-- START ENTRIES --
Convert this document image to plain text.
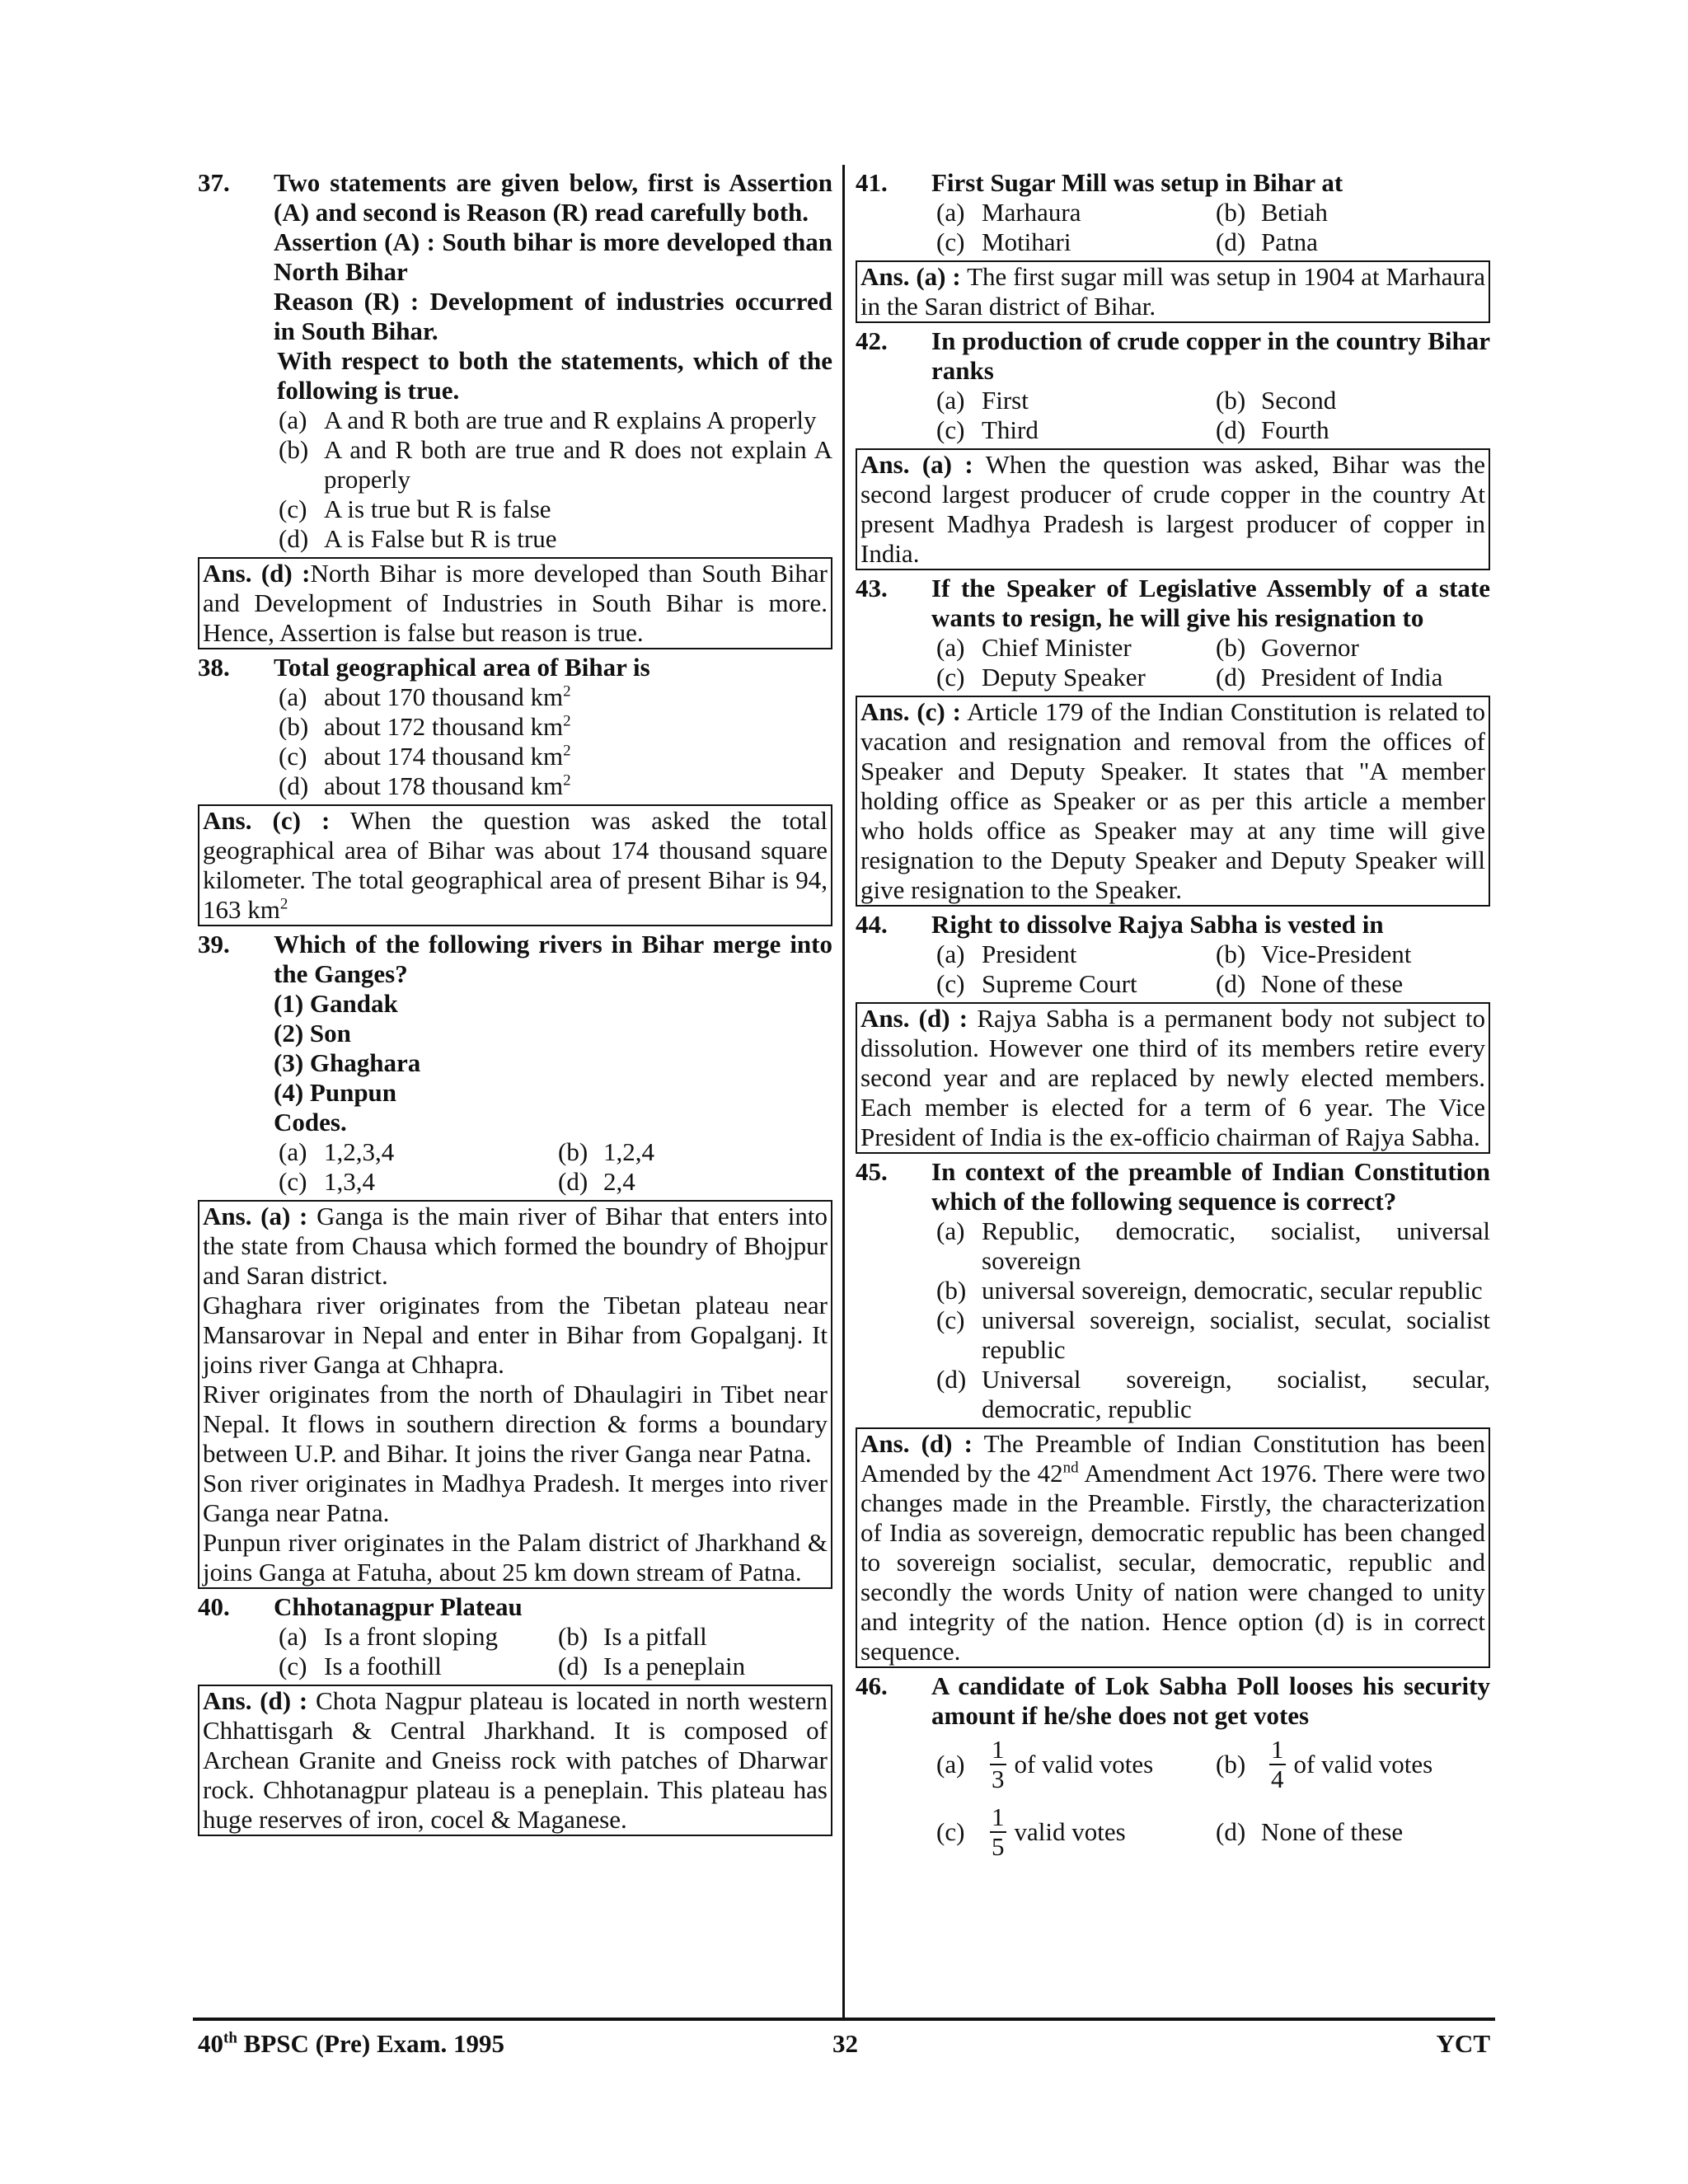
37.	Two statements are given below, first is Assertion (A) and second is Reason (R) read carefully both.
Assertion (A) : South bihar is more developed than North Bihar
Reason (R) : Development of industries occurred in South Bihar.
With respect to both the statements, which of the following is true.
(a) A and R both are true and R explains A properly
(b) A and R both are true and R does not explain A properly
(c) A is true but R is false
(d) A is False but R is true
Ans. (d) :North Bihar is more developed than South Bihar and Development of Industries in South Bihar is more. Hence, Assertion is false but reason is true.
38.	Total geographical area of Bihar is
(a) about 170 thousand $km^2$
(b) about 172 thousand $km^2$
(c) about 174 thousand $km^2$
(d) about 178 thousand $km^2$
Ans. (c) : When the question was asked the total geographical area of Bihar was about 174 thousand square kilometer. The total geographical area of present Bihar is 94, 163 $km^2$
39.	Which of the following rivers in Bihar merge into the Ganges?
(1) Gandak
(2) Son
(3) Ghaghara
(4) Punpun
Codes.
(a) 1,2,3,4	(b) 1,2,4
(c) 1,3,4	(d) 2,4

Ans. (a) : Ganga is the main river of Bihar that enters into the state from Chausa which formed the boundry of Bhojpur and Saran district.

Ghaghara river originates from the Tibetan plateau near Mansarovar in Nepal and enter in Bihar from Gopalganj. It joins river Ganga at Chhapra.

River originates from the north of Dhaulagiri in Tibet near Nepal. It flows in southern direction & forms a boundary between U.P. and Bihar. It joins the river Ganga near Patna.

Son river originates in Madhya Pradesh. It merges into river Ganga near Patna.

Punpun river originates in the Palam district of Jharkhand & joins Ganga at Fatuha, about 25 km down stream of Patna.

40.	Chhotanagpur Plateau
(a) Is a front sloping (b) Is a pitfall
(c) Is a foothill	(d) Is a peneplain
Ans. (d) : Chota Nagpur plateau is located in north western Chhattisgarh & Central Jharkhand. It is composed of Archean Granite and Gneiss rock with patches of Dharwar rock. Chhotanagpur plateau is a peneplain. This plateau has huge reserves of iron, cocel & Maganese.
41.	First Sugar Mill was setup in Bihar at
(a) Marhaura	(b) Betiah
(c) Motihari	(d) Patna
Ans. (a) : The first sugar mill was setup in 1904 at Marhaura in the Saran district of Bihar.
42.	In production of crude copper in the country Bihar ranks
(a) First	(b) Second
(c) Third	(d) Fourth
Ans. (a) : When the question was asked, Bihar was the second largest producer of crude copper in the country At present Madhya Pradesh is largest producer of copper in India.
43.	If the Speaker of Legislative Assembly of a state wants to resign, he will give his resignation to
(a) Chief Minister	(b) Governor
(c) Deputy Speaker	(d) President of India
Ans. (c) : Article 179 of the Indian Constitution is related to vacation and resignation and removal from the offices of Speaker and Deputy Speaker. It states that "A member holding office as Speaker or as per this article a member who holds office as Speaker may at any time will give resignation to the Deputy Speaker and Deputy Speaker will give resignation to the Speaker.
44.	Right to dissolve Rajya Sabha is vested in
(a) President	(b) Vice-President
(c) Supreme Court	(d) None of these
Ans. (d) : Rajya Sabha is a permanent body not subject to dissolution. However one third of its members retire every second year and are replaced by newly elected members. Each member is elected for a term of 6 year. The Vice President of India is the ex-officio chairman of Rajya Sabha.
45.	In context of the preamble of Indian Constitution which of the following sequence is correct?
(a) Republic, democratic, socialist, universal sovereign
(b) universal sovereign, democratic, secular republic
(c) universal sovereign, socialist, seculat, socialist republic
(d) Universal sovereign, socialist, secular, democratic, republic
Ans. (d) : The Preamble of Indian Constitution has been Amended by the 42nd Amendment Act 1976. There were two changes made in the Preamble. Firstly, the characterization of India as sovereign, democratic republic has been changed to sovereign socialist, secular, democratic, republic and secondly the words Unity of nation were changed to unity and integrity of the nation. Hence option (d) is in correct sequence.
46.	A candidate of Lok Sabha Poll looses his security amount if he/she does not get votes
$(a) \frac{1}{3}$ of valid votes $(b) \frac{1}{4}$ of valid votes
$(c) \frac{1}{5}$ valid votes	(d) None of these
40th BPSC (Pre) Exam. 1995	32	YCT
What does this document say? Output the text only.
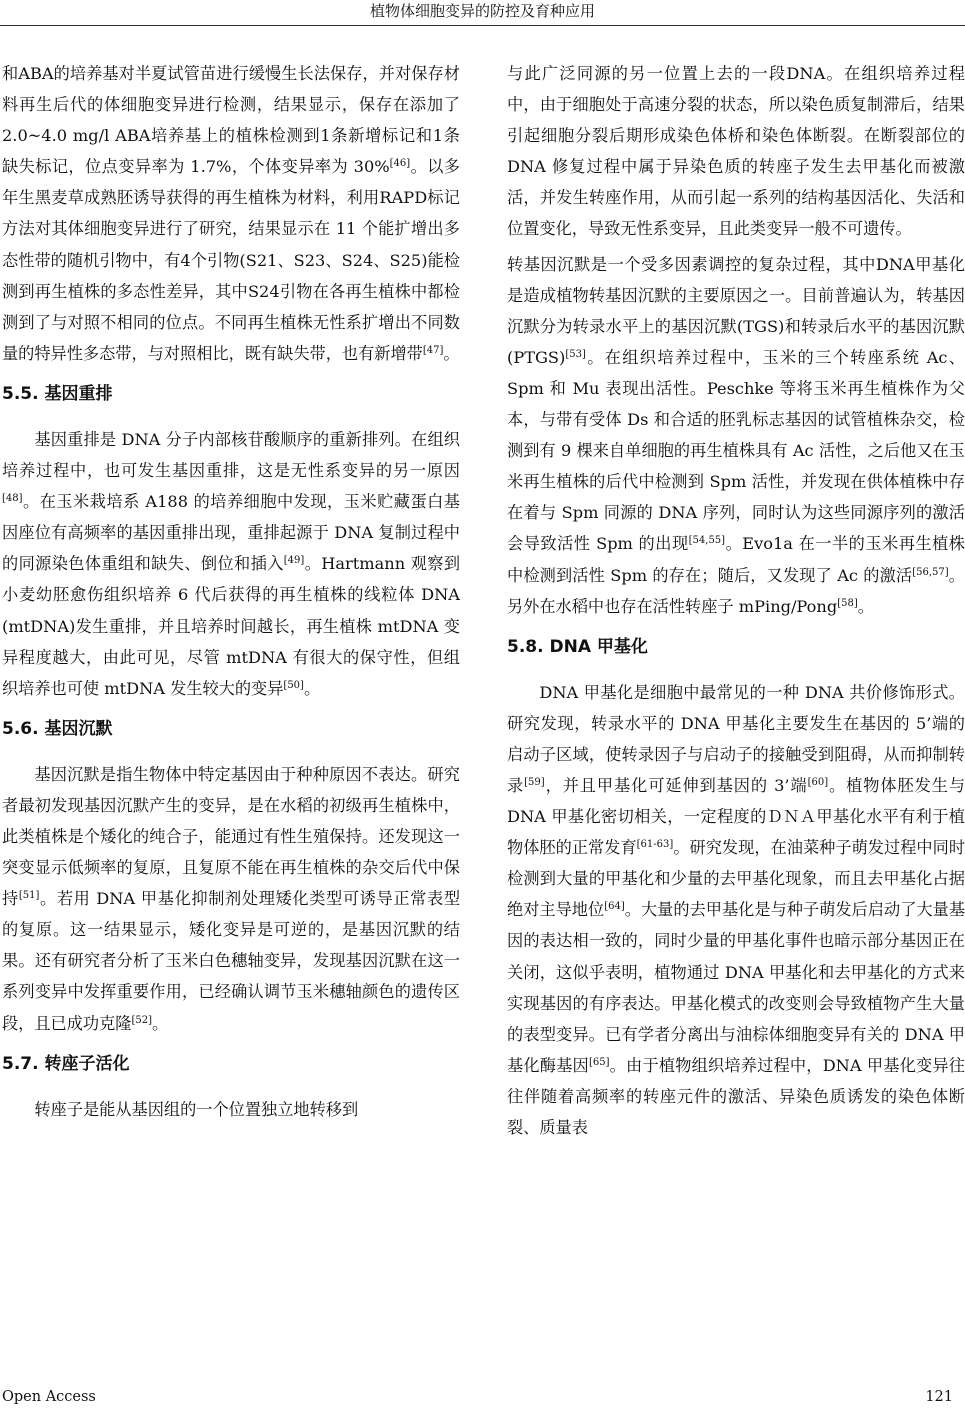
植物体细胞变异的防控及育种应用

和ABA的培养基对半夏试管苗进行缓慢生长法保存，并对保存材料再生后代的体细胞变异进行检测，结果显示，保存在添加了2.0~4.0 mg/l ABA培养基上的植株检测到1条新增标记和1条缺失标记，位点变异率为 1.7%，个体变异率为 30%[46]。以多年生黑麦草成熟胚诱导获得的再生植株为材料，利用RAPD标记方法对其体细胞变异进行了研究，结果显示在 11 个能扩增出多态性带的随机引物中，有4个引物(S21、S23、S24、S25)能检测到再生植株的多态性差异，其中S24引物在各再生植株中都检测到了与对照不相同的位点。不同再生植株无性系扩增出不同数量的特异性多态带，与对照相比，既有缺失带，也有新增带[47]。

5.5. 基因重排

基因重排是 DNA 分子内部核苷酸顺序的重新排列。在组织培养过程中，也可发生基因重排，这是无性系变异的另一原因[48]。在玉米栽培系 A188 的培养细胞中发现，玉米贮藏蛋白基因座位有高频率的基因重排出现，重排起源于 DNA 复制过程中的同源染色体重组和缺失、倒位和插入[49]。Hartmann 观察到小麦幼胚愈伤组织培养 6 代后获得的再生植株的线粒体 DNA (mtDNA)发生重排，并且培养时间越长，再生植株 mtDNA 变异程度越大，由此可见，尽管 mtDNA 有很大的保守性，但组织培养也可使 mtDNA 发生较大的变异[50]。

5.6. 基因沉默

基因沉默是指生物体中特定基因由于种种原因不表达。研究者最初发现基因沉默产生的变异，是在水稻的初级再生植株中，此类植株是个矮化的纯合子，能通过有性生殖保持。还发现这一突变显示低频率的复原，且复原不能在再生植株的杂交后代中保持[51]。若用 DNA 甲基化抑制剂处理矮化类型可诱导正常表型的复原。这一结果显示，矮化变异是可逆的，是基因沉默的结果。还有研究者分析了玉米白色穗轴变异，发现基因沉默在这一系列变异中发挥重要作用，已经确认调节玉米穗轴颜色的遗传区段，且已成功克隆[52]。

5.7. 转座子活化

转座子是能从基因组的一个位置独立地转移到

与此广泛同源的另一位置上去的一段DNA。在组织培养过程中，由于细胞处于高速分裂的状态，所以染色质复制滞后，结果引起细胞分裂后期形成染色体桥和染色体断裂。在断裂部位的 DNA 修复过程中属于异染色质的转座子发生去甲基化而被激活，并发生转座作用，从而引起一系列的结构基因活化、失活和位置变化，导致无性系变异，且此类变异一般不可遗传。

转基因沉默是一个受多因素调控的复杂过程，其中DNA甲基化是造成植物转基因沉默的主要原因之一。目前普遍认为，转基因沉默分为转录水平上的基因沉默(TGS)和转录后水平的基因沉默(PTGS)[53]。在组织培养过程中，玉米的三个转座系统 Ac、Spm 和 Mu 表现出活性。Peschke 等将玉米再生植株作为父本，与带有受体 Ds 和合适的胚乳标志基因的试管植株杂交，检测到有 9 棵来自单细胞的再生植株具有 Ac 活性，之后他又在玉米再生植株的后代中检测到 Spm 活性，并发现在供体植株中存在着与 Spm 同源的 DNA 序列，同时认为这些同源序列的激活会导致活性 Spm 的出现[54,55]。Evo1a 在一半的玉米再生植株中检测到活性 Spm 的存在；随后，又发现了 Ac 的激活[56,57]。另外在水稻中也存在活性转座子 mPing/Pong[58]。

5.8. DNA 甲基化

DNA 甲基化是细胞中最常见的一种 DNA 共价修饰形式。研究发现，转录水平的 DNA 甲基化主要发生在基因的 5’端的启动子区域，使转录因子与启动子的接触受到阻碍，从而抑制转录[59]，并且甲基化可延伸到基因的 3’端[60]。植物体胚发生与 DNA 甲基化密切相关，一定程度的ＤＮＡ甲基化水平有利于植物体胚的正常发育[61-63]。研究发现，在油菜种子萌发过程中同时检测到大量的甲基化和少量的去甲基化现象，而且去甲基化占据绝对主导地位[64]。大量的去甲基化是与种子萌发后启动了大量基因的表达相一致的，同时少量的甲基化事件也暗示部分基因正在关闭，这似乎表明，植物通过 DNA 甲基化和去甲基化的方式来实现基因的有序表达。甲基化模式的改变则会导致植物产生大量的表型变异。已有学者分离出与油棕体细胞变异有关的 DNA 甲基化酶基因[65]。由于植物组织培养过程中，DNA 甲基化变异往往伴随着高频率的转座元件的激活、异染色质诱发的染色体断裂、质量表

Open Access	121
-- END ENTRIES --
Report how many lines in these entries contain "geographical". Answer with the number only.

## SOLUTION TO THE PROBLEM:
2